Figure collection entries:
>>>>
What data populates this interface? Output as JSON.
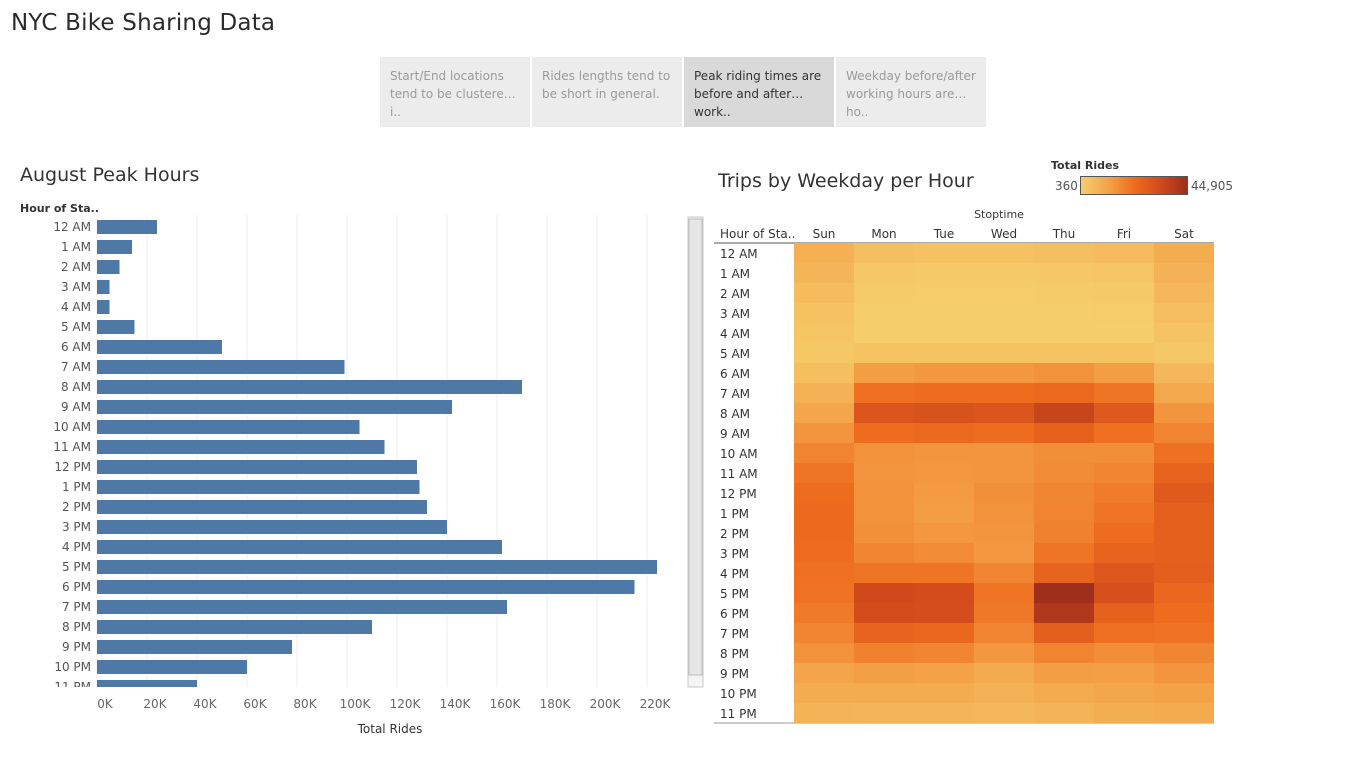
{
  "page": {
    "title": "NYC Bike Sharing Data"
  },
  "story_points": [
    {
      "label": "Start/End locations tend to be clustered i..",
      "active": false
    },
    {
      "label": "Rides lengths tend to be short in general.",
      "active": false
    },
    {
      "label": "Peak riding times are before and after work..",
      "active": true
    },
    {
      "label": "Weekday before/after working hours are ho..",
      "active": false
    }
  ],
  "colors": {
    "bar": "#4e79a7",
    "heat_scale": [
      "#f5cf6c",
      "#f4a44a",
      "#ee6d1e",
      "#d04a1c",
      "#9e2f1d"
    ]
  },
  "bar_sheet": {
    "title": "August Peak Hours",
    "row_header": "Hour of Sta.."
  },
  "heat_sheet": {
    "title": "Trips by Weekday per Hour",
    "column_header": "Stoptime",
    "row_header": "Hour of Sta.."
  },
  "legend": {
    "title": "Total Rides",
    "min_label": "360",
    "max_label": "44,905"
  },
  "chart_data": [
    {
      "type": "bar",
      "orientation": "horizontal",
      "title": "August Peak Hours",
      "xlabel": "Total Rides",
      "ylabel": "Hour of Sta..",
      "xlim": [
        0,
        230000
      ],
      "x_ticks": [
        "0K",
        "20K",
        "40K",
        "60K",
        "80K",
        "100K",
        "120K",
        "140K",
        "160K",
        "180K",
        "200K",
        "220K"
      ],
      "grid": true,
      "categories": [
        "12 AM",
        "1 AM",
        "2 AM",
        "3 AM",
        "4 AM",
        "5 AM",
        "6 AM",
        "7 AM",
        "8 AM",
        "9 AM",
        "10 AM",
        "11 AM",
        "12 PM",
        "1 PM",
        "2 PM",
        "3 PM",
        "4 PM",
        "5 PM",
        "6 PM",
        "7 PM",
        "8 PM",
        "9 PM",
        "10 PM",
        "11 PM"
      ],
      "values": [
        24000,
        14000,
        9000,
        5000,
        5000,
        15000,
        50000,
        99000,
        170000,
        142000,
        105000,
        115000,
        128000,
        129000,
        132000,
        140000,
        162000,
        224000,
        215000,
        164000,
        110000,
        78000,
        60000,
        40000
      ]
    },
    {
      "type": "heatmap",
      "title": "Trips by Weekday per Hour",
      "xlabel": "Stoptime",
      "ylabel": "Hour of Sta..",
      "color_label": "Total Rides",
      "color_range": [
        360,
        44905
      ],
      "columns": [
        "Sun",
        "Mon",
        "Tue",
        "Wed",
        "Thu",
        "Fri",
        "Sat"
      ],
      "rows": [
        "12 AM",
        "1 AM",
        "2 AM",
        "3 AM",
        "4 AM",
        "5 AM",
        "6 AM",
        "7 AM",
        "8 AM",
        "9 AM",
        "10 AM",
        "11 AM",
        "12 PM",
        "1 PM",
        "2 PM",
        "3 PM",
        "4 PM",
        "5 PM",
        "6 PM",
        "7 PM",
        "8 PM",
        "9 PM",
        "10 PM",
        "11 PM"
      ],
      "values": [
        [
          8500,
          4500,
          4000,
          4000,
          4500,
          5500,
          9500
        ],
        [
          7000,
          2500,
          2000,
          2000,
          2500,
          3000,
          8000
        ],
        [
          5500,
          1500,
          1200,
          1200,
          1500,
          2000,
          6500
        ],
        [
          4000,
          900,
          700,
          700,
          900,
          1200,
          5000
        ],
        [
          3000,
          700,
          600,
          600,
          700,
          900,
          3500
        ],
        [
          2500,
          3500,
          3500,
          3500,
          3500,
          3500,
          2500
        ],
        [
          4500,
          13000,
          14000,
          14000,
          15000,
          13000,
          6500
        ],
        [
          8000,
          22000,
          23000,
          23000,
          24000,
          21000,
          10500
        ],
        [
          11000,
          30000,
          31000,
          30000,
          36000,
          29000,
          14500
        ],
        [
          14500,
          23000,
          24000,
          23000,
          26000,
          22000,
          18000
        ],
        [
          18000,
          15000,
          14500,
          14500,
          16000,
          16000,
          22000
        ],
        [
          21000,
          14500,
          14000,
          14500,
          16500,
          17500,
          25500
        ],
        [
          23000,
          15000,
          13500,
          15500,
          17500,
          19500,
          28500
        ],
        [
          23500,
          15000,
          13000,
          15000,
          18000,
          21000,
          26500
        ],
        [
          23500,
          15500,
          14000,
          14500,
          18500,
          23000,
          26500
        ],
        [
          23000,
          17500,
          16500,
          14000,
          21000,
          25500,
          26500
        ],
        [
          22000,
          21000,
          21000,
          17500,
          25500,
          29500,
          27000
        ],
        [
          21500,
          34000,
          33000,
          21000,
          44905,
          32000,
          24500
        ],
        [
          20000,
          33000,
          32500,
          20500,
          41000,
          26000,
          23000
        ],
        [
          18000,
          25500,
          24500,
          18000,
          27000,
          22000,
          21500
        ],
        [
          15000,
          18500,
          17500,
          14000,
          18000,
          16000,
          17500
        ],
        [
          11500,
          12500,
          12000,
          10000,
          13000,
          12500,
          14500
        ],
        [
          9500,
          9500,
          9500,
          8000,
          10000,
          11000,
          12000
        ],
        [
          7500,
          7000,
          7000,
          6500,
          7500,
          9000,
          10000
        ]
      ]
    }
  ]
}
<<<<
Using the material above, retype each entry exactly and omit the pictures.

What data populates this interface? Output as JSON.
{
  "page": {
    "title": "NYC Bike Sharing Data"
  },
  "story_points": [
    {
      "label": "Start/End locations tend to be clustered i..",
      "active": false
    },
    {
      "label": "Rides lengths tend to be short in general.",
      "active": false
    },
    {
      "label": "Peak riding times are before and after work..",
      "active": true
    },
    {
      "label": "Weekday before/after working hours are ho..",
      "active": false
    }
  ],
  "colors": {
    "bar": "#4e79a7",
    "heat_scale": [
      "#f5cf6c",
      "#f4a44a",
      "#ee6d1e",
      "#d04a1c",
      "#9e2f1d"
    ]
  },
  "bar_sheet": {
    "title": "August Peak Hours",
    "row_header": "Hour of Sta.."
  },
  "heat_sheet": {
    "title": "Trips by Weekday per Hour",
    "column_header": "Stoptime",
    "row_header": "Hour of Sta.."
  },
  "legend": {
    "title": "Total Rides",
    "min_label": "360",
    "max_label": "44,905"
  },
  "chart_data": [
    {
      "type": "bar",
      "orientation": "horizontal",
      "title": "August Peak Hours",
      "xlabel": "Total Rides",
      "ylabel": "Hour of Sta..",
      "xlim": [
        0,
        230000
      ],
      "x_ticks": [
        "0K",
        "20K",
        "40K",
        "60K",
        "80K",
        "100K",
        "120K",
        "140K",
        "160K",
        "180K",
        "200K",
        "220K"
      ],
      "grid": true,
      "categories": [
        "12 AM",
        "1 AM",
        "2 AM",
        "3 AM",
        "4 AM",
        "5 AM",
        "6 AM",
        "7 AM",
        "8 AM",
        "9 AM",
        "10 AM",
        "11 AM",
        "12 PM",
        "1 PM",
        "2 PM",
        "3 PM",
        "4 PM",
        "5 PM",
        "6 PM",
        "7 PM",
        "8 PM",
        "9 PM",
        "10 PM",
        "11 PM"
      ],
      "values": [
        24000,
        14000,
        9000,
        5000,
        5000,
        15000,
        50000,
        99000,
        170000,
        142000,
        105000,
        115000,
        128000,
        129000,
        132000,
        140000,
        162000,
        224000,
        215000,
        164000,
        110000,
        78000,
        60000,
        40000
      ]
    },
    {
      "type": "heatmap",
      "title": "Trips by Weekday per Hour",
      "xlabel": "Stoptime",
      "ylabel": "Hour of Sta..",
      "color_label": "Total Rides",
      "color_range": [
        360,
        44905
      ],
      "columns": [
        "Sun",
        "Mon",
        "Tue",
        "Wed",
        "Thu",
        "Fri",
        "Sat"
      ],
      "rows": [
        "12 AM",
        "1 AM",
        "2 AM",
        "3 AM",
        "4 AM",
        "5 AM",
        "6 AM",
        "7 AM",
        "8 AM",
        "9 AM",
        "10 AM",
        "11 AM",
        "12 PM",
        "1 PM",
        "2 PM",
        "3 PM",
        "4 PM",
        "5 PM",
        "6 PM",
        "7 PM",
        "8 PM",
        "9 PM",
        "10 PM",
        "11 PM"
      ],
      "values": [
        [
          8500,
          4500,
          4000,
          4000,
          4500,
          5500,
          9500
        ],
        [
          7000,
          2500,
          2000,
          2000,
          2500,
          3000,
          8000
        ],
        [
          5500,
          1500,
          1200,
          1200,
          1500,
          2000,
          6500
        ],
        [
          4000,
          900,
          700,
          700,
          900,
          1200,
          5000
        ],
        [
          3000,
          700,
          600,
          600,
          700,
          900,
          3500
        ],
        [
          2500,
          3500,
          3500,
          3500,
          3500,
          3500,
          2500
        ],
        [
          4500,
          13000,
          14000,
          14000,
          15000,
          13000,
          6500
        ],
        [
          8000,
          22000,
          23000,
          23000,
          24000,
          21000,
          10500
        ],
        [
          11000,
          30000,
          31000,
          30000,
          36000,
          29000,
          14500
        ],
        [
          14500,
          23000,
          24000,
          23000,
          26000,
          22000,
          18000
        ],
        [
          18000,
          15000,
          14500,
          14500,
          16000,
          16000,
          22000
        ],
        [
          21000,
          14500,
          14000,
          14500,
          16500,
          17500,
          25500
        ],
        [
          23000,
          15000,
          13500,
          15500,
          17500,
          19500,
          28500
        ],
        [
          23500,
          15000,
          13000,
          15000,
          18000,
          21000,
          26500
        ],
        [
          23500,
          15500,
          14000,
          14500,
          18500,
          23000,
          26500
        ],
        [
          23000,
          17500,
          16500,
          14000,
          21000,
          25500,
          26500
        ],
        [
          22000,
          21000,
          21000,
          17500,
          25500,
          29500,
          27000
        ],
        [
          21500,
          34000,
          33000,
          21000,
          44905,
          32000,
          24500
        ],
        [
          20000,
          33000,
          32500,
          20500,
          41000,
          26000,
          23000
        ],
        [
          18000,
          25500,
          24500,
          18000,
          27000,
          22000,
          21500
        ],
        [
          15000,
          18500,
          17500,
          14000,
          18000,
          16000,
          17500
        ],
        [
          11500,
          12500,
          12000,
          10000,
          13000,
          12500,
          14500
        ],
        [
          9500,
          9500,
          9500,
          8000,
          10000,
          11000,
          12000
        ],
        [
          7500,
          7000,
          7000,
          6500,
          7500,
          9000,
          10000
        ]
      ]
    }
  ]
}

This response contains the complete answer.